Task brief -> Quote the whole listing word for word. Do not include the pictures.

Dataset records ->
───
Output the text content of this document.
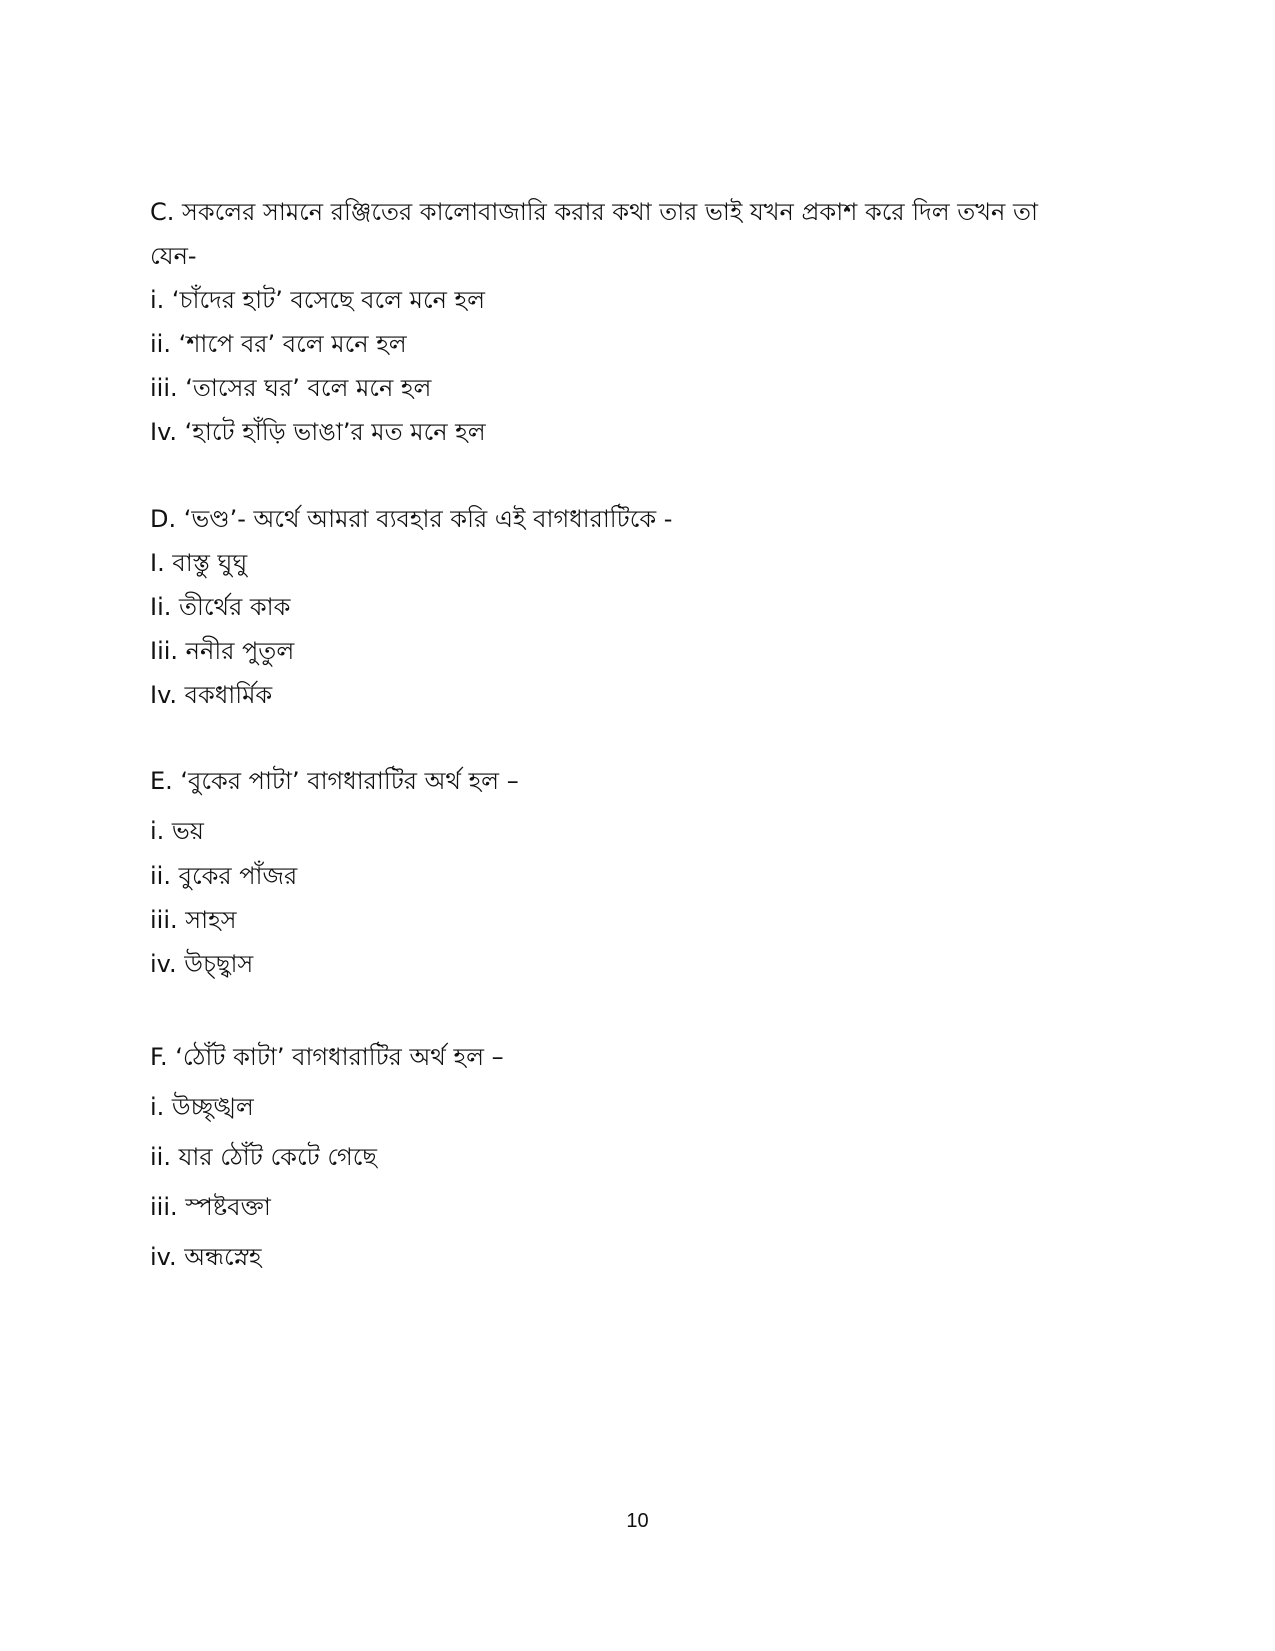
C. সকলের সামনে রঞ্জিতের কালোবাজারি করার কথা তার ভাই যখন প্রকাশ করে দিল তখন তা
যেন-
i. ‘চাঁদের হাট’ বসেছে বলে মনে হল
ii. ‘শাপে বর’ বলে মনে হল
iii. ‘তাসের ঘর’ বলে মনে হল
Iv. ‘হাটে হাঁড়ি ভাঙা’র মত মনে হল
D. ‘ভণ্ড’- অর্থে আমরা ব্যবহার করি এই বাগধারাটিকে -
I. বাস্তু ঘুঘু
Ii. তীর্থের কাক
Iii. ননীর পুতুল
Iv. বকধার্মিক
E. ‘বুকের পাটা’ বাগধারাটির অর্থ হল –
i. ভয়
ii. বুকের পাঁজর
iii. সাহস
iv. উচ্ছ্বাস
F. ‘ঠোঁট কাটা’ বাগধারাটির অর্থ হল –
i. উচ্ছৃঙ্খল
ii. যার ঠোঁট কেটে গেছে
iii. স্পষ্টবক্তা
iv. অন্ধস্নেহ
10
───
Solution to this task ->
Output the text content of this document.
C. সকলের সামনে রঞ্জিতের কালোবাজারি করার কথা তার ভাই যখন প্রকাশ করে দিল তখন তা
যেন-
i. ‘চাঁদের হাট’ বসেছে বলে মনে হল
ii. ‘শাপে বর’ বলে মনে হল
iii. ‘তাসের ঘর’ বলে মনে হল
Iv. ‘হাটে হাঁড়ি ভাঙা’র মত মনে হল
D. ‘ভণ্ড’- অর্থে আমরা ব্যবহার করি এই বাগধারাটিকে -
I. বাস্তু ঘুঘু
Ii. তীর্থের কাক
Iii. ননীর পুতুল
Iv. বকধার্মিক
E. ‘বুকের পাটা’ বাগধারাটির অর্থ হল –
i. ভয়
ii. বুকের পাঁজর
iii. সাহস
iv. উচ্ছ্বাস
F. ‘ঠোঁট কাটা’ বাগধারাটির অর্থ হল –
i. উচ্ছৃঙ্খল
ii. যার ঠোঁট কেটে গেছে
iii. স্পষ্টবক্তা
iv. অন্ধস্নেহ
10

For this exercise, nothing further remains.